BEGIN Recorded information

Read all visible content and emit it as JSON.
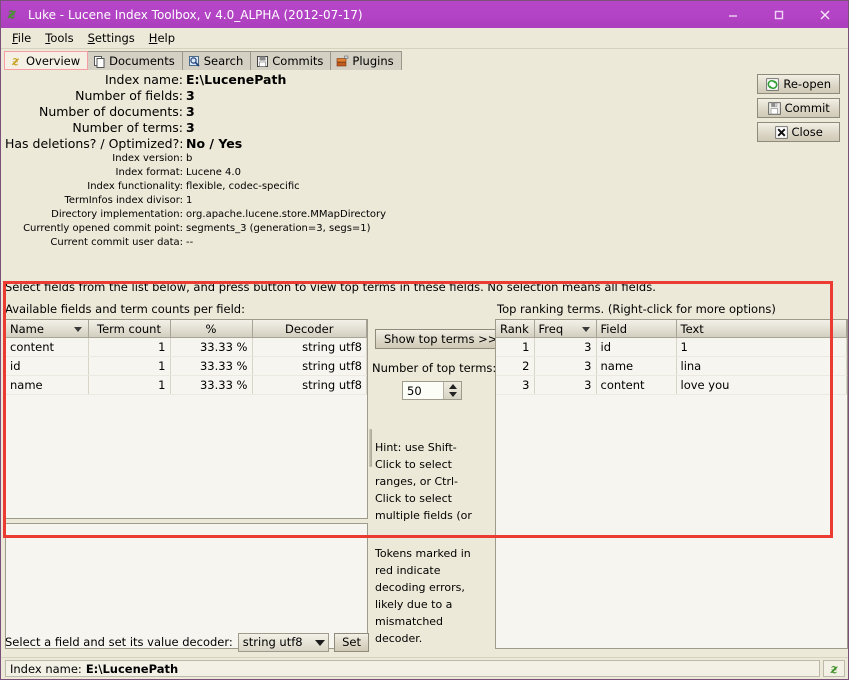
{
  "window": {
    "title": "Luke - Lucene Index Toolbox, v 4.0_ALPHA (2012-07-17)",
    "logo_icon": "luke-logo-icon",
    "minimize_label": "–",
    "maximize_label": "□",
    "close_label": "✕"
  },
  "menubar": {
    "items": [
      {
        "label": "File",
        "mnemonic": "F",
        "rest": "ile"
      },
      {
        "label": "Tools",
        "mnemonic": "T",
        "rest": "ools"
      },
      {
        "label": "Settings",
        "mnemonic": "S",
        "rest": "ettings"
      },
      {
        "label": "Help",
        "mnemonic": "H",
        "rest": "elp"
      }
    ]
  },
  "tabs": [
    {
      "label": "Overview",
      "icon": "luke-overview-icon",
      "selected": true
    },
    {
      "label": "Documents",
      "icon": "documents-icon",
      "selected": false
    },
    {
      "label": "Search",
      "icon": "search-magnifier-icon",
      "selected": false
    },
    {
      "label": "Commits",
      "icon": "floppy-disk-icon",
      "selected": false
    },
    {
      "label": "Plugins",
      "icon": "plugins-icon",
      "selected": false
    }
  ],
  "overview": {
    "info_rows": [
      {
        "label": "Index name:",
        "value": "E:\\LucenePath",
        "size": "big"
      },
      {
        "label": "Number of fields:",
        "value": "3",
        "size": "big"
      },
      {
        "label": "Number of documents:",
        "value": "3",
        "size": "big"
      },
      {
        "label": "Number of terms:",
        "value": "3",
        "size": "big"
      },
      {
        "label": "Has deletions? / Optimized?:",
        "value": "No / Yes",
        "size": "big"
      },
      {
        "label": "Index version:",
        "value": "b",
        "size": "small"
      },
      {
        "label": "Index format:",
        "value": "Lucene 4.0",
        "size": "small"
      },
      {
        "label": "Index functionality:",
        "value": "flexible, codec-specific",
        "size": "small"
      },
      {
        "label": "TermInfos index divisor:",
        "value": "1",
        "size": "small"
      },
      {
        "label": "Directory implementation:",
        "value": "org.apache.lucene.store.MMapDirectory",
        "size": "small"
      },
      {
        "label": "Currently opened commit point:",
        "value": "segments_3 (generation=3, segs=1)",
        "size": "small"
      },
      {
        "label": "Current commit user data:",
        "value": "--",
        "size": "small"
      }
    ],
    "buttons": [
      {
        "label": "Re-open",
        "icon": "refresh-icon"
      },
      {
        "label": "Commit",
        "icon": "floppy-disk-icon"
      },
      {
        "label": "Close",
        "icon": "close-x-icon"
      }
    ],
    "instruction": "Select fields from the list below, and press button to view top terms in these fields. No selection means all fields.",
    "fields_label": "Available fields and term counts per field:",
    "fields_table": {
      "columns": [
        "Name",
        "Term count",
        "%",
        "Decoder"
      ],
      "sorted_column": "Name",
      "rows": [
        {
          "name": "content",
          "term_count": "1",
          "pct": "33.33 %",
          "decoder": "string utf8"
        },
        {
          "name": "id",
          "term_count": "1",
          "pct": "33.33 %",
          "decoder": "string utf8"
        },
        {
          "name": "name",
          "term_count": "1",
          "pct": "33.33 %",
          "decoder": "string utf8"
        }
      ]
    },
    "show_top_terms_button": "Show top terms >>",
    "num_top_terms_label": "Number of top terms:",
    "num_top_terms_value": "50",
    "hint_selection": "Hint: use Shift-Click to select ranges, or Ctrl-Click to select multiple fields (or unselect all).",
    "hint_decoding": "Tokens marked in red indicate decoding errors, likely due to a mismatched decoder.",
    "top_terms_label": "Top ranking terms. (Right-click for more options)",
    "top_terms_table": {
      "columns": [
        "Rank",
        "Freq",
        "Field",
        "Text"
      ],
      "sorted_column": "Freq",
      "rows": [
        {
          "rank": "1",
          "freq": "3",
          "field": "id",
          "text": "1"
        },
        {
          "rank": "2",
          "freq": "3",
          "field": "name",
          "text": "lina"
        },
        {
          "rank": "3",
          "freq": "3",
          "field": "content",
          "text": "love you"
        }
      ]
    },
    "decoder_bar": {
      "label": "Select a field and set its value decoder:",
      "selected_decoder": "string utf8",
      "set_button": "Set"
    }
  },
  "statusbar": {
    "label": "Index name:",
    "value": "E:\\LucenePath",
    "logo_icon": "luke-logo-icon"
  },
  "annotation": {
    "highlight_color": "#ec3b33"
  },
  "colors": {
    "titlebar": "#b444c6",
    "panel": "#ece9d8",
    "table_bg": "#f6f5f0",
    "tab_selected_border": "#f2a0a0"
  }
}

END Recorded information
BEGIN Recorded information

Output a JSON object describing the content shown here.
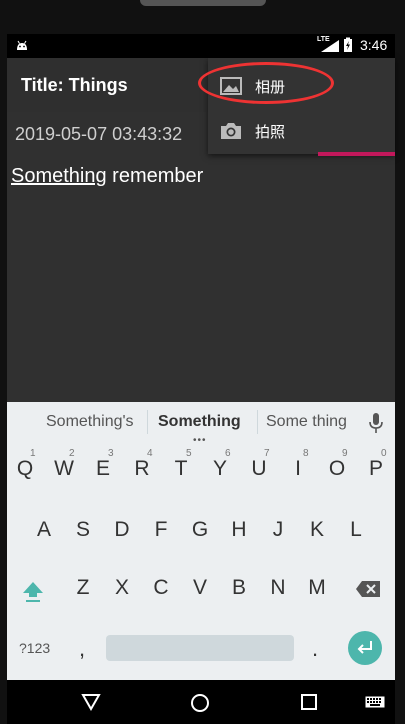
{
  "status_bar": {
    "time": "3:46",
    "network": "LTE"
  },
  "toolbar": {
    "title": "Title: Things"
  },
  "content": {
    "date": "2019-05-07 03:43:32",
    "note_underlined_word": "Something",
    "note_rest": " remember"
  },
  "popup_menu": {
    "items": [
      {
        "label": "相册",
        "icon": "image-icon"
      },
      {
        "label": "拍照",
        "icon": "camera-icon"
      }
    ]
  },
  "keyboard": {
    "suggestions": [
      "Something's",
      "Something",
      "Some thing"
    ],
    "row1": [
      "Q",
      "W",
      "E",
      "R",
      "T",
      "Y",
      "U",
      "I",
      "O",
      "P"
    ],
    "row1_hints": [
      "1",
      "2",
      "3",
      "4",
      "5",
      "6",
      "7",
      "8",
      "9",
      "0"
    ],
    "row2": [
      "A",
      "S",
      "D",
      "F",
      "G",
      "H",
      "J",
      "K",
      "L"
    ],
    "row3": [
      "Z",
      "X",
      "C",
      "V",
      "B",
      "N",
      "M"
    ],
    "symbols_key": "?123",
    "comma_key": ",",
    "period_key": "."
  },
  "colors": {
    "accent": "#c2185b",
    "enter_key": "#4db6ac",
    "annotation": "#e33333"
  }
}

END Recorded information
BEGIN Recorded information

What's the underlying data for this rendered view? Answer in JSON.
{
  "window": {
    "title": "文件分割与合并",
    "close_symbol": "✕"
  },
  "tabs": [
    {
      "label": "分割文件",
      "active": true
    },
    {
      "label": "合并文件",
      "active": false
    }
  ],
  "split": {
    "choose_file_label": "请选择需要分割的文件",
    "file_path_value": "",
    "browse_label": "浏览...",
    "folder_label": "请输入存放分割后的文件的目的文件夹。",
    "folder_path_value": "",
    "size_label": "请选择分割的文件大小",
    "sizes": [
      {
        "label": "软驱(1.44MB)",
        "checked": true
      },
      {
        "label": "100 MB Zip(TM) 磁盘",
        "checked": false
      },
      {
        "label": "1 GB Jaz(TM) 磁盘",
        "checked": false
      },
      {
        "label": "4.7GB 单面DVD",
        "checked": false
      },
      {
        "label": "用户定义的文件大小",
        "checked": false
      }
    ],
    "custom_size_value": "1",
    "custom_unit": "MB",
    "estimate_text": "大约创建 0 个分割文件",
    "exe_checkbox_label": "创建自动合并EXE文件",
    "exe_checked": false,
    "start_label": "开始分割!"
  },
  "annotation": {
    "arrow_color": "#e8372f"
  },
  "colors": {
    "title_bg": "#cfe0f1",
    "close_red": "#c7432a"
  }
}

END Recorded information

→ Aim of the exercise
State how many lines of the records above contain the word "content", giving only that number.

→ Final result
5